» EXERCISE INSTRUCTIONS
Each line of the data that includes the string "Bovins" is to be copied out.
━━━━━━━━━━━━━━━━
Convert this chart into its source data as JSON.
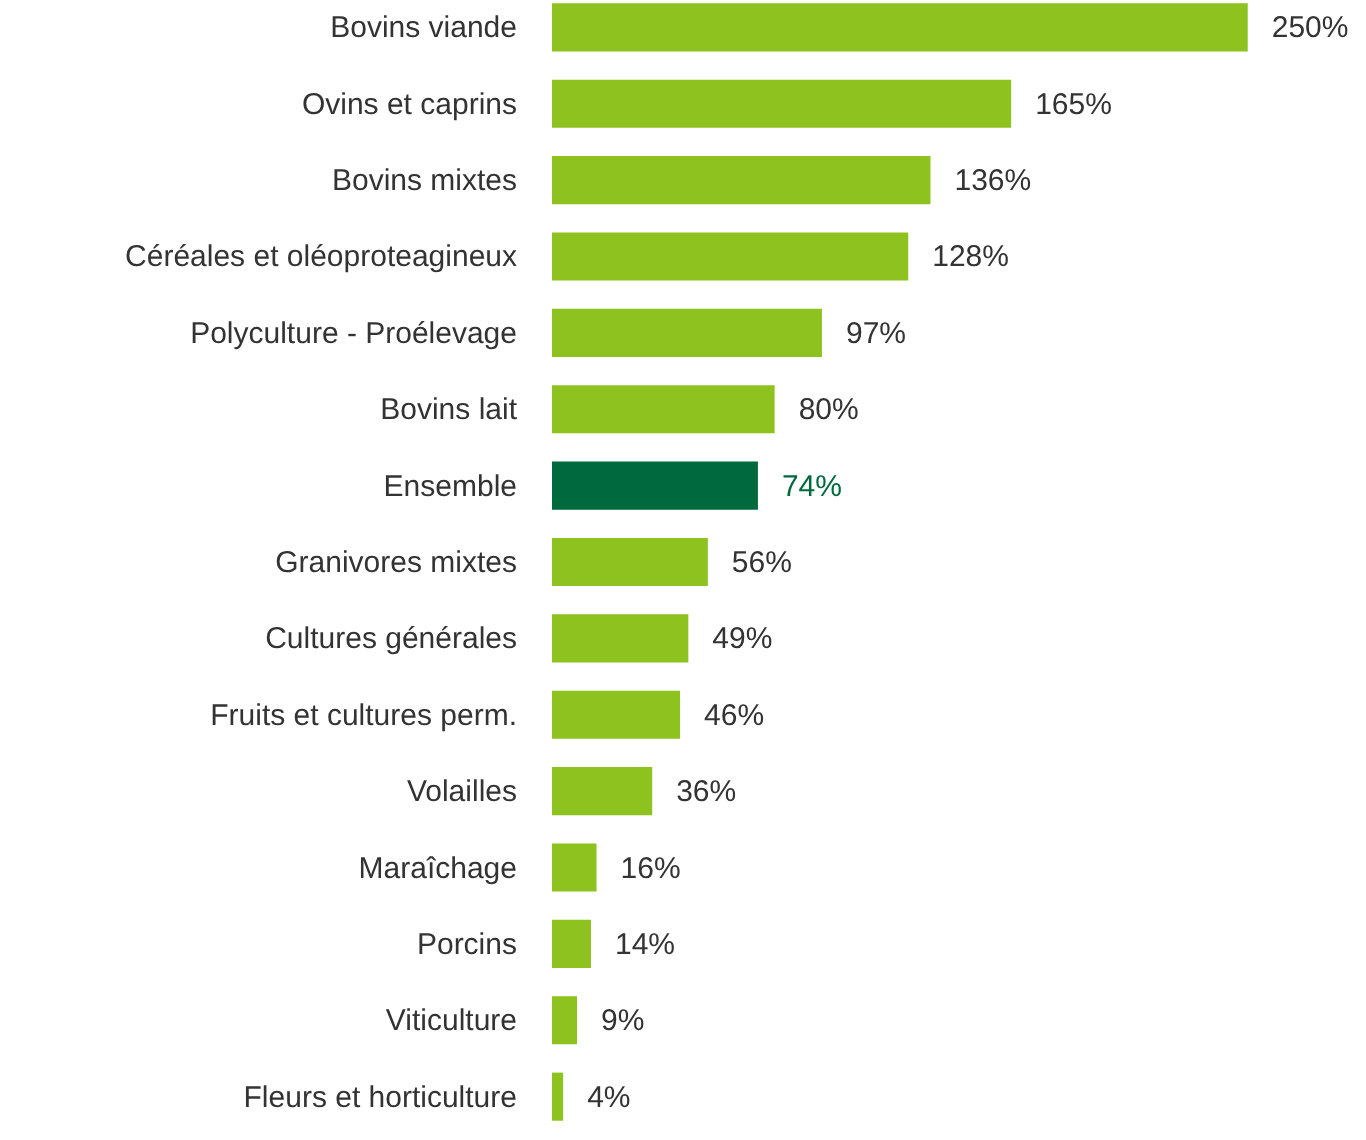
{
  "chart_data": {
    "type": "bar",
    "orientation": "horizontal",
    "categories": [
      "Bovins viande",
      "Ovins et caprins",
      "Bovins mixtes",
      "Céréales et oléoproteagineux",
      "Polyculture - Proélevage",
      "Bovins lait",
      "Ensemble",
      "Granivores mixtes",
      "Cultures générales",
      "Fruits et cultures perm.",
      "Volailles",
      "Maraîchage",
      "Porcins",
      "Viticulture",
      "Fleurs et horticulture"
    ],
    "values": [
      250,
      165,
      136,
      128,
      97,
      80,
      74,
      56,
      49,
      46,
      36,
      16,
      14,
      9,
      4
    ],
    "value_labels": [
      "250%",
      "165%",
      "136%",
      "128%",
      "97%",
      "80%",
      "74%",
      "56%",
      "49%",
      "46%",
      "36%",
      "16%",
      "14%",
      "9%",
      "4%"
    ],
    "colors": [
      "#8dc21f",
      "#8dc21f",
      "#8dc21f",
      "#8dc21f",
      "#8dc21f",
      "#8dc21f",
      "#00693e",
      "#8dc21f",
      "#8dc21f",
      "#8dc21f",
      "#8dc21f",
      "#8dc21f",
      "#8dc21f",
      "#8dc21f",
      "#8dc21f"
    ],
    "data_labels": true
  }
}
━━━━━━━━━━━━━━━━
» SOLUTION TO THIS TASK
      "Bovins viande",
      "Bovins mixtes",
      "Bovins lait",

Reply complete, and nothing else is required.